**Exercise goal**
Copy every record below line for line, changing no character.

**Listed records**
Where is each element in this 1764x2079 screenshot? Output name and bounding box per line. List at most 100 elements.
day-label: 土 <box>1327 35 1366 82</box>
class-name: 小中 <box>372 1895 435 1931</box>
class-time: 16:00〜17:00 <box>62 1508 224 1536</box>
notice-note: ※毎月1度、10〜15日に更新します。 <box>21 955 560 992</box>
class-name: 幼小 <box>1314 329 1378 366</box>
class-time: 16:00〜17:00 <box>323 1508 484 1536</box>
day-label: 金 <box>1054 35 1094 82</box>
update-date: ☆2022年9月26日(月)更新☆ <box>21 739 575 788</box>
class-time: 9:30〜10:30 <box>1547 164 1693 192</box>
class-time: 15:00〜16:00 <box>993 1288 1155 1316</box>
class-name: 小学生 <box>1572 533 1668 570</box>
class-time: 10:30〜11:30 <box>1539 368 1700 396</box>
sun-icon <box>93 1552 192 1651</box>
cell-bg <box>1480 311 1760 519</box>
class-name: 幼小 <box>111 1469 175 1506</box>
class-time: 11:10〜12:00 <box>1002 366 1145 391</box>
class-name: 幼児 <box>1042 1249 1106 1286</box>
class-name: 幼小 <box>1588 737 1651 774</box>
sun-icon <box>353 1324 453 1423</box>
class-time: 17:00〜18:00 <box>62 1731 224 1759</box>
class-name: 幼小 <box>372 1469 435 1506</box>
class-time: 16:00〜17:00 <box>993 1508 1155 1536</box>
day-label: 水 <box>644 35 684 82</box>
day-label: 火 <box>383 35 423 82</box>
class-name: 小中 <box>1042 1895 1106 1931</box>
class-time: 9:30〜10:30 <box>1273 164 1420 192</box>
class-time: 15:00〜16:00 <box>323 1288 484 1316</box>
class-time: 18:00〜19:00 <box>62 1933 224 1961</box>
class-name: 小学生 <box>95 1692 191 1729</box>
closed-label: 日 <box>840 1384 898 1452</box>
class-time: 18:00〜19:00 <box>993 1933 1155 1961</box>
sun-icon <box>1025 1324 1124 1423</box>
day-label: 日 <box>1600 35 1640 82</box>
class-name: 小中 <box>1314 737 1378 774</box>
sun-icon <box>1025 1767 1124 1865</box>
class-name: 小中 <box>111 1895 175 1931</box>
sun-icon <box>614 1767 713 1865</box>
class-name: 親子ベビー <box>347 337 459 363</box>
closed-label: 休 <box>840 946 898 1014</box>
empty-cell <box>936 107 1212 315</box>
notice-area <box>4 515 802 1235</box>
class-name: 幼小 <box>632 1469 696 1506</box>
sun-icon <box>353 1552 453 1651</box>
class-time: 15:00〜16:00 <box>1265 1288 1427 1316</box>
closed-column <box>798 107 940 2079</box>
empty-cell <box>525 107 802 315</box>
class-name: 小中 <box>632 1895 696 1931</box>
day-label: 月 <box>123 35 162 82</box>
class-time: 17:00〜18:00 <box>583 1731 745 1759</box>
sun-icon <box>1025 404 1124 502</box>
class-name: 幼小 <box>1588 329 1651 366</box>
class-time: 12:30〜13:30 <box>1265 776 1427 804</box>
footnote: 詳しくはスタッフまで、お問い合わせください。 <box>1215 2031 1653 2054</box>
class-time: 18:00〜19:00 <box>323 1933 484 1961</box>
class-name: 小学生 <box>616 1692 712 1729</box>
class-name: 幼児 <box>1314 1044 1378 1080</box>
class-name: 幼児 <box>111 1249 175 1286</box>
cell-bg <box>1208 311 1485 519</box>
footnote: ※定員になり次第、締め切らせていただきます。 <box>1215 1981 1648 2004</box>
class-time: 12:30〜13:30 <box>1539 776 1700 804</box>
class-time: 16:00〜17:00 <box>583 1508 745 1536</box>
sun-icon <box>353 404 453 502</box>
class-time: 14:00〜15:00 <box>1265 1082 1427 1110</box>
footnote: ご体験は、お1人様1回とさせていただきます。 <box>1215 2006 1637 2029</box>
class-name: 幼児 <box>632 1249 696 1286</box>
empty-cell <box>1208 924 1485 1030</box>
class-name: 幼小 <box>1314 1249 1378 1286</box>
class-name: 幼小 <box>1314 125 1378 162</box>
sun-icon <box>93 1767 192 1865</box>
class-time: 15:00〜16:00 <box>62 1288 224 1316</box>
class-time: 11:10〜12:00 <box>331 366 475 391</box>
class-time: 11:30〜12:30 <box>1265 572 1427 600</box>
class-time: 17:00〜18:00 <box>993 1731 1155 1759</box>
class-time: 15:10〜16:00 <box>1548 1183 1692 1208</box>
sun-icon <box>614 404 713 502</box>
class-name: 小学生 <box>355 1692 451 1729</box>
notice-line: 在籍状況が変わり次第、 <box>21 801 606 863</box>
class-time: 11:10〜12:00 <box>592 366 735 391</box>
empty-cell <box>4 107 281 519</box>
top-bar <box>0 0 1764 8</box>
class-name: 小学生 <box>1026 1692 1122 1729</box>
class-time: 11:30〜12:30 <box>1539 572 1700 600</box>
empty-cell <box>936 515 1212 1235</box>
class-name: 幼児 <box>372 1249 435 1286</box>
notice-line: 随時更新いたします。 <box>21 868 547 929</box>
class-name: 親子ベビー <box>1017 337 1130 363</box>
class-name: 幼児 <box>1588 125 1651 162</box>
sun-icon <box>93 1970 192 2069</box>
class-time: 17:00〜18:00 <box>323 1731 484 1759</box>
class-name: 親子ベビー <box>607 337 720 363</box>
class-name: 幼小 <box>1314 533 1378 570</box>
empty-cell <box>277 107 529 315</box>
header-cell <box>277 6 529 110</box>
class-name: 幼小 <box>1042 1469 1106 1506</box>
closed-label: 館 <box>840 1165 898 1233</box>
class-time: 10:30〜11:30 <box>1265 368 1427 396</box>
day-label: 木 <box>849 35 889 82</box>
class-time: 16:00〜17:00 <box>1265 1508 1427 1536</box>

**Solution for this task**
Where is each element in this 1764x2079 screenshot? Output name and bounding box per line. List at most 100 elements.
day-label: 土 <box>1327 35 1366 82</box>
class-name: 小中 <box>372 1895 435 1931</box>
class-time: 16:00〜17:00 <box>62 1508 224 1536</box>
notice-note: ※毎月1度、10〜15日に更新します。 <box>21 955 560 992</box>
class-name: 幼小 <box>1314 329 1378 366</box>
class-time: 16:00〜17:00 <box>323 1508 484 1536</box>
day-label: 金 <box>1054 35 1094 82</box>
update-date: ☆2022年9月26日(月)更新☆ <box>21 739 575 788</box>
class-time: 9:30〜10:30 <box>1547 164 1693 192</box>
class-time: 15:00〜16:00 <box>993 1288 1155 1316</box>
class-name: 小学生 <box>1572 533 1668 570</box>
class-time: 10:30〜11:30 <box>1539 368 1700 396</box>
sun-icon <box>93 1552 192 1651</box>
cell-bg <box>1480 311 1760 519</box>
class-name: 幼小 <box>111 1469 175 1506</box>
class-time: 11:10〜12:00 <box>1002 366 1145 391</box>
class-name: 幼児 <box>1042 1249 1106 1286</box>
class-name: 幼小 <box>1588 737 1651 774</box>
sun-icon <box>353 1324 453 1423</box>
class-time: 17:00〜18:00 <box>62 1731 224 1759</box>
class-name: 幼小 <box>372 1469 435 1506</box>
class-time: 16:00〜17:00 <box>993 1508 1155 1536</box>
day-label: 水 <box>644 35 684 82</box>
day-label: 火 <box>383 35 423 82</box>
class-name: 小中 <box>1042 1895 1106 1931</box>
class-time: 9:30〜10:30 <box>1273 164 1420 192</box>
class-time: 15:00〜16:00 <box>323 1288 484 1316</box>
class-time: 18:00〜19:00 <box>62 1933 224 1961</box>
class-name: 小学生 <box>95 1692 191 1729</box>
closed-label: 日 <box>840 1384 898 1452</box>
class-time: 18:00〜19:00 <box>993 1933 1155 1961</box>
sun-icon <box>1025 1324 1124 1423</box>
day-label: 日 <box>1600 35 1640 82</box>
class-name: 小中 <box>1314 737 1378 774</box>
sun-icon <box>1025 1767 1124 1865</box>
class-name: 小中 <box>111 1895 175 1931</box>
sun-icon <box>614 1767 713 1865</box>
class-name: 親子ベビー <box>347 337 459 363</box>
closed-label: 休 <box>840 946 898 1014</box>
empty-cell <box>936 107 1212 315</box>
notice-area <box>4 515 802 1235</box>
class-name: 幼小 <box>632 1469 696 1506</box>
sun-icon <box>353 1552 453 1651</box>
class-time: 15:00〜16:00 <box>1265 1288 1427 1316</box>
closed-column <box>798 107 940 2079</box>
empty-cell <box>525 107 802 315</box>
class-name: 小中 <box>632 1895 696 1931</box>
day-label: 月 <box>123 35 162 82</box>
class-time: 17:00〜18:00 <box>583 1731 745 1759</box>
sun-icon <box>1025 404 1124 502</box>
class-name: 幼小 <box>1588 329 1651 366</box>
class-time: 12:30〜13:30 <box>1265 776 1427 804</box>
footnote: 詳しくはスタッフまで、お問い合わせください。 <box>1215 2031 1653 2054</box>
class-time: 18:00〜19:00 <box>323 1933 484 1961</box>
class-name: 小学生 <box>616 1692 712 1729</box>
class-name: 幼児 <box>1314 1044 1378 1080</box>
class-name: 幼児 <box>111 1249 175 1286</box>
cell-bg <box>1208 311 1485 519</box>
footnote: ※定員になり次第、締め切らせていただきます。 <box>1215 1981 1648 2004</box>
class-time: 12:30〜13:30 <box>1539 776 1700 804</box>
class-time: 16:00〜17:00 <box>583 1508 745 1536</box>
sun-icon <box>353 404 453 502</box>
class-time: 14:00〜15:00 <box>1265 1082 1427 1110</box>
footnote: ご体験は、お1人様1回とさせていただきます。 <box>1215 2006 1637 2029</box>
class-name: 幼児 <box>632 1249 696 1286</box>
empty-cell <box>1208 924 1485 1030</box>
class-name: 幼小 <box>1314 1249 1378 1286</box>
class-name: 幼小 <box>1314 125 1378 162</box>
sun-icon <box>93 1767 192 1865</box>
class-time: 15:00〜16:00 <box>62 1288 224 1316</box>
class-time: 11:10〜12:00 <box>331 366 475 391</box>
class-time: 11:30〜12:30 <box>1265 572 1427 600</box>
class-time: 17:00〜18:00 <box>993 1731 1155 1759</box>
class-time: 15:10〜16:00 <box>1548 1183 1692 1208</box>
sun-icon <box>614 404 713 502</box>
class-name: 小学生 <box>355 1692 451 1729</box>
notice-line: 在籍状況が変わり次第、 <box>21 801 606 863</box>
class-time: 11:10〜12:00 <box>592 366 735 391</box>
empty-cell <box>4 107 281 519</box>
top-bar <box>0 0 1764 8</box>
class-name: 小学生 <box>1026 1692 1122 1729</box>
class-time: 11:30〜12:30 <box>1539 572 1700 600</box>
empty-cell <box>936 515 1212 1235</box>
class-name: 幼児 <box>372 1249 435 1286</box>
notice-line: 随時更新いたします。 <box>21 868 547 929</box>
class-name: 親子ベビー <box>1017 337 1130 363</box>
class-name: 幼児 <box>1588 125 1651 162</box>
sun-icon <box>93 1970 192 2069</box>
class-time: 17:00〜18:00 <box>323 1731 484 1759</box>
class-name: 親子ベビー <box>607 337 720 363</box>
class-name: 幼小 <box>1314 533 1378 570</box>
empty-cell <box>277 107 529 315</box>
header-cell <box>277 6 529 110</box>
class-name: 幼小 <box>1042 1469 1106 1506</box>
closed-label: 館 <box>840 1165 898 1233</box>
class-time: 10:30〜11:30 <box>1265 368 1427 396</box>
day-label: 木 <box>849 35 889 82</box>
class-time: 16:00〜17:00 <box>1265 1508 1427 1536</box>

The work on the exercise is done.